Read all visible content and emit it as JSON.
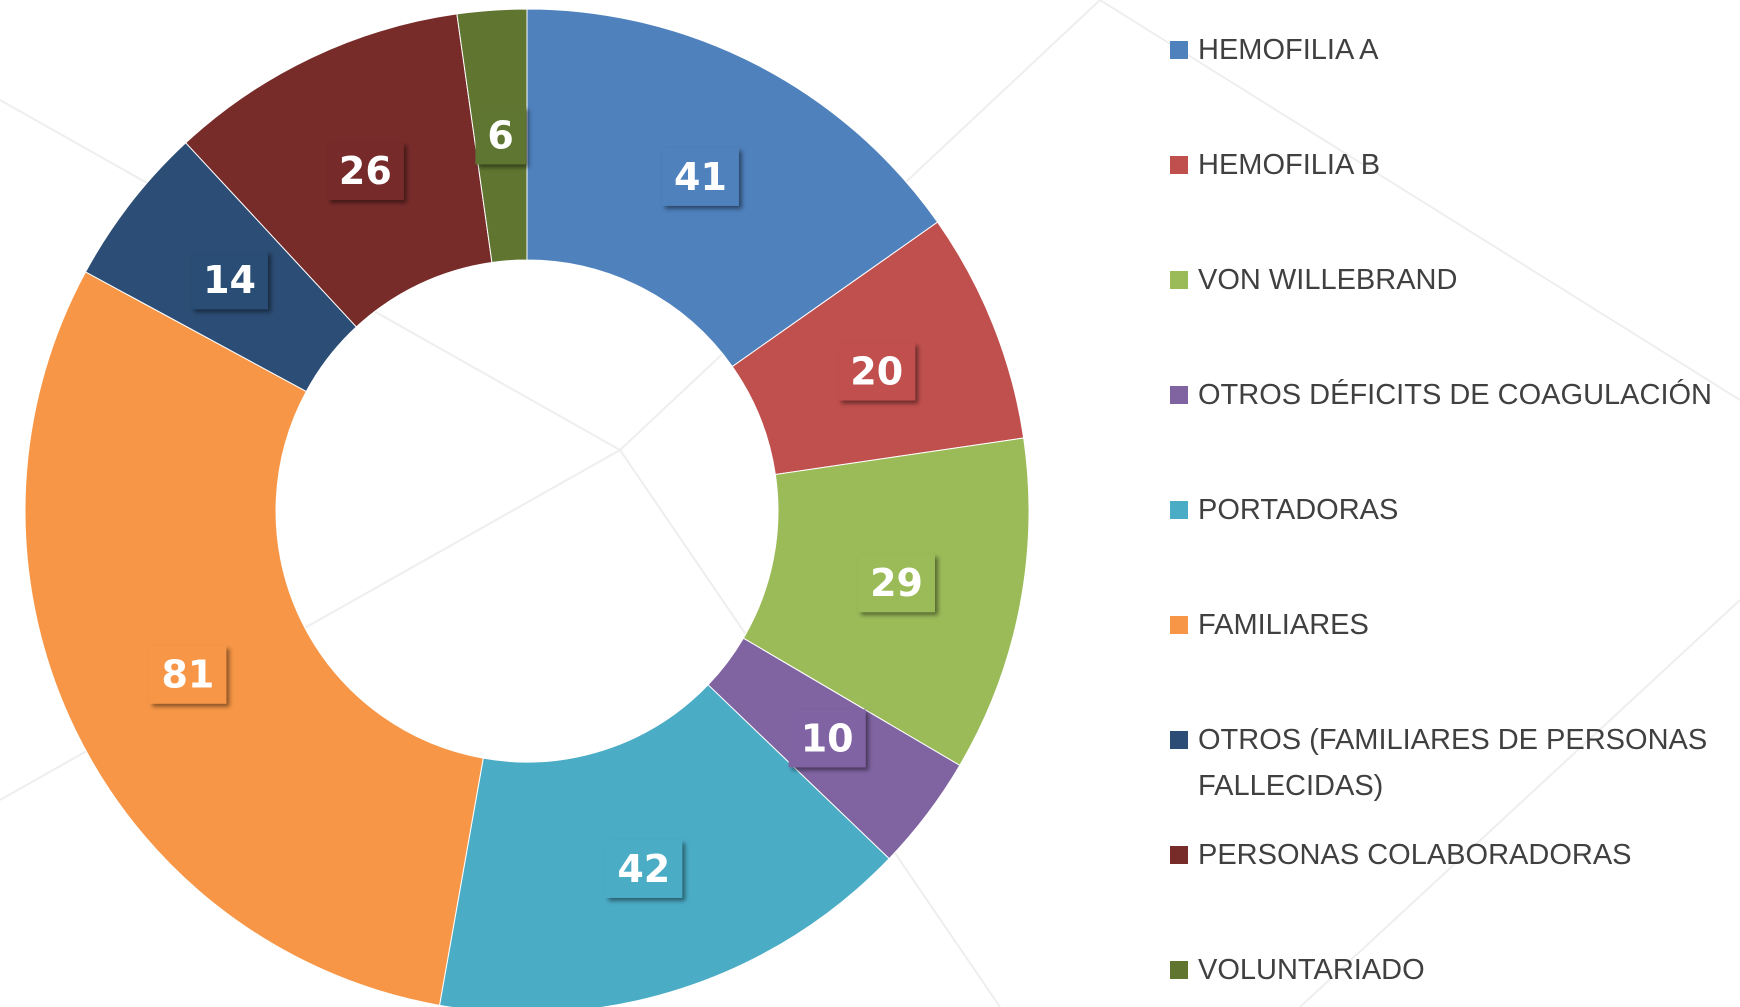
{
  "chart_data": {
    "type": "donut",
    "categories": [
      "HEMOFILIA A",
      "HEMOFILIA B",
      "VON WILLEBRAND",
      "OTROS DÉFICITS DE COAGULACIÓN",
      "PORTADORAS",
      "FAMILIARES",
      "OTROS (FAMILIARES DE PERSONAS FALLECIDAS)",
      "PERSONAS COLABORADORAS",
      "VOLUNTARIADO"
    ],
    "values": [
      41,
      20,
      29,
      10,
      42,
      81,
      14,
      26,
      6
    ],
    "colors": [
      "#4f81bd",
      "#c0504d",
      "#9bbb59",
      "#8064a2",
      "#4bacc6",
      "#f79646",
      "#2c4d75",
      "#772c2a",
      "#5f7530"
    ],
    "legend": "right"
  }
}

= = =

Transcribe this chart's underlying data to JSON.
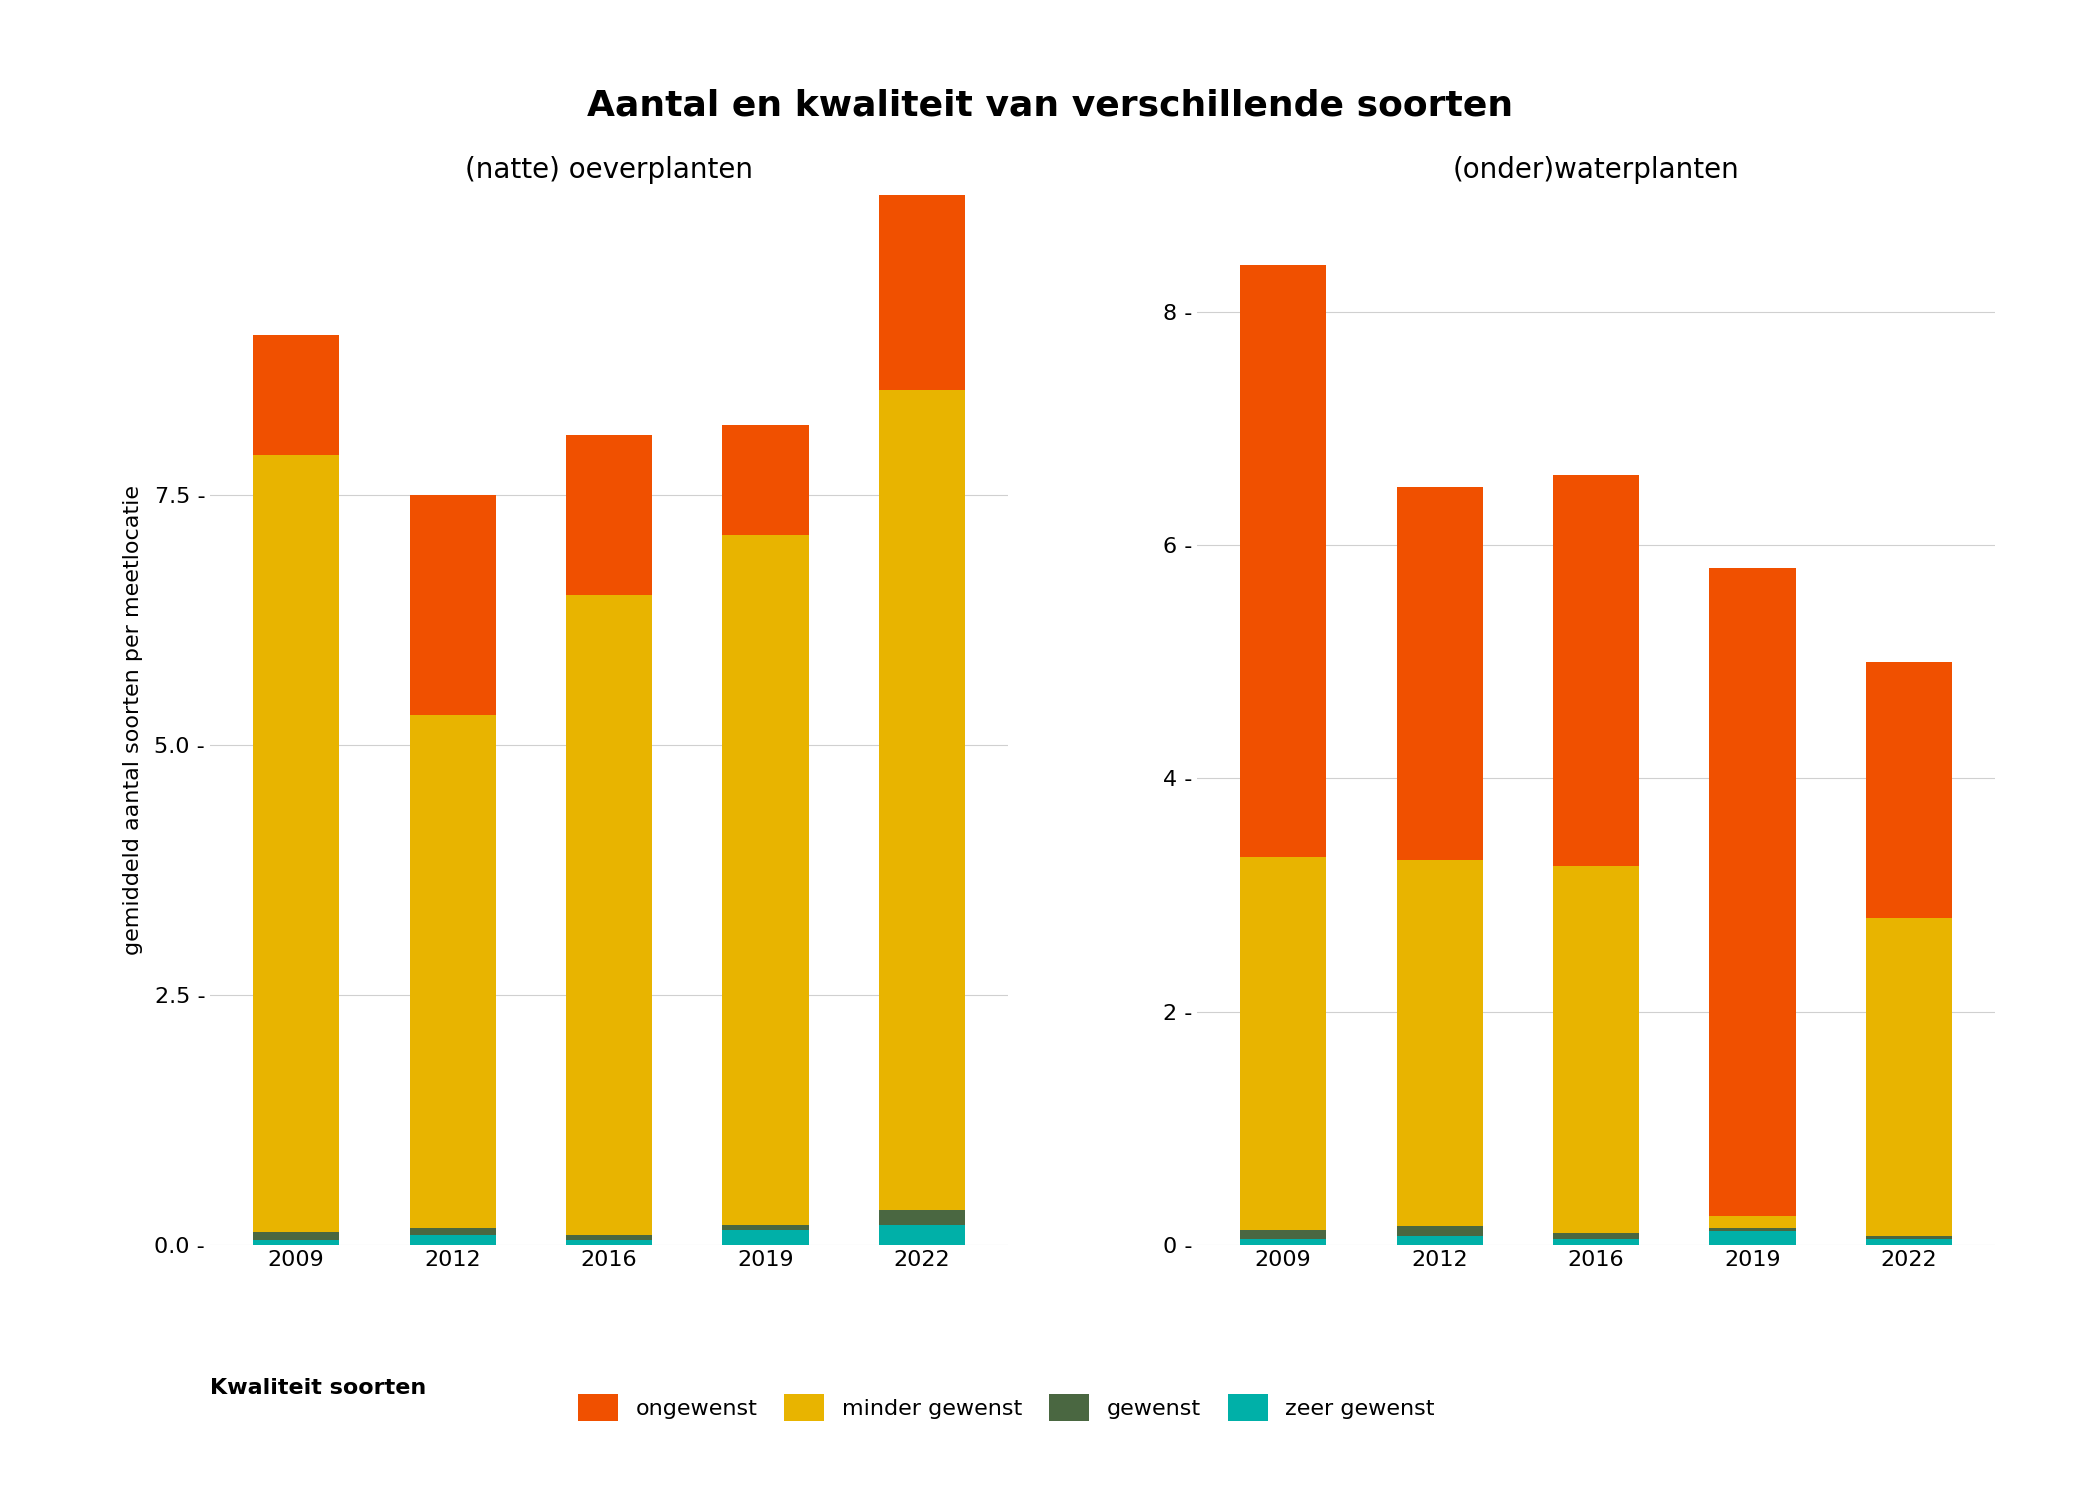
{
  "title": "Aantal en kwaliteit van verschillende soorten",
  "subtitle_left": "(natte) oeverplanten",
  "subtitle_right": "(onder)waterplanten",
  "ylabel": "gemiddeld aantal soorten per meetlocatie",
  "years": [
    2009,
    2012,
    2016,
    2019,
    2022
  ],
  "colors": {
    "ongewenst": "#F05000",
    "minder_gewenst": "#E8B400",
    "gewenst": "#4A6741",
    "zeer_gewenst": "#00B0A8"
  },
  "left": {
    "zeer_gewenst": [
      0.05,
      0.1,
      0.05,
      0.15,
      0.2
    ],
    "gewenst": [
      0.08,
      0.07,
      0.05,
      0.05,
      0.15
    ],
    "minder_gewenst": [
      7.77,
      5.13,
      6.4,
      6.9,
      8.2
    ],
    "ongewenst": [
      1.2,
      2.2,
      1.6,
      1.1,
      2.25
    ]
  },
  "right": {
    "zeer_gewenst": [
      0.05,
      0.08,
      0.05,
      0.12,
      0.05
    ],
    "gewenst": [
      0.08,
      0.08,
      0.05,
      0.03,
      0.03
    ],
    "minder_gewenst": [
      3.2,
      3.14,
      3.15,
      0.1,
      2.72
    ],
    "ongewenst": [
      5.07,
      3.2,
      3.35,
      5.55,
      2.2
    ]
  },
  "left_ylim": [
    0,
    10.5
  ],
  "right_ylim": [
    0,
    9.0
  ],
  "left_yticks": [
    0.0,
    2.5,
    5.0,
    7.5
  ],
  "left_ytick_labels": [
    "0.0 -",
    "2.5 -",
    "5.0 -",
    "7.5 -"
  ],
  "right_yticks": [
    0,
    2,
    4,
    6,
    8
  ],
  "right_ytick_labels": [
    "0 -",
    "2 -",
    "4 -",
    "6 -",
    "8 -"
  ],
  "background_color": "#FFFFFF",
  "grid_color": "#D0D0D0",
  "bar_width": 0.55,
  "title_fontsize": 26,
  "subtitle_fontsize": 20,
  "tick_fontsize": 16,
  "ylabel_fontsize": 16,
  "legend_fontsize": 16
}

= = =

**WHAT YOU HAVE TO DO**
Gather each line from the entries above that includes the word "soorten".

**THE ANSWER**
  "title": "Aantal en kwaliteit van verschillende soorten",
  "ylabel": "gemiddeld aantal soorten per meetlocatie",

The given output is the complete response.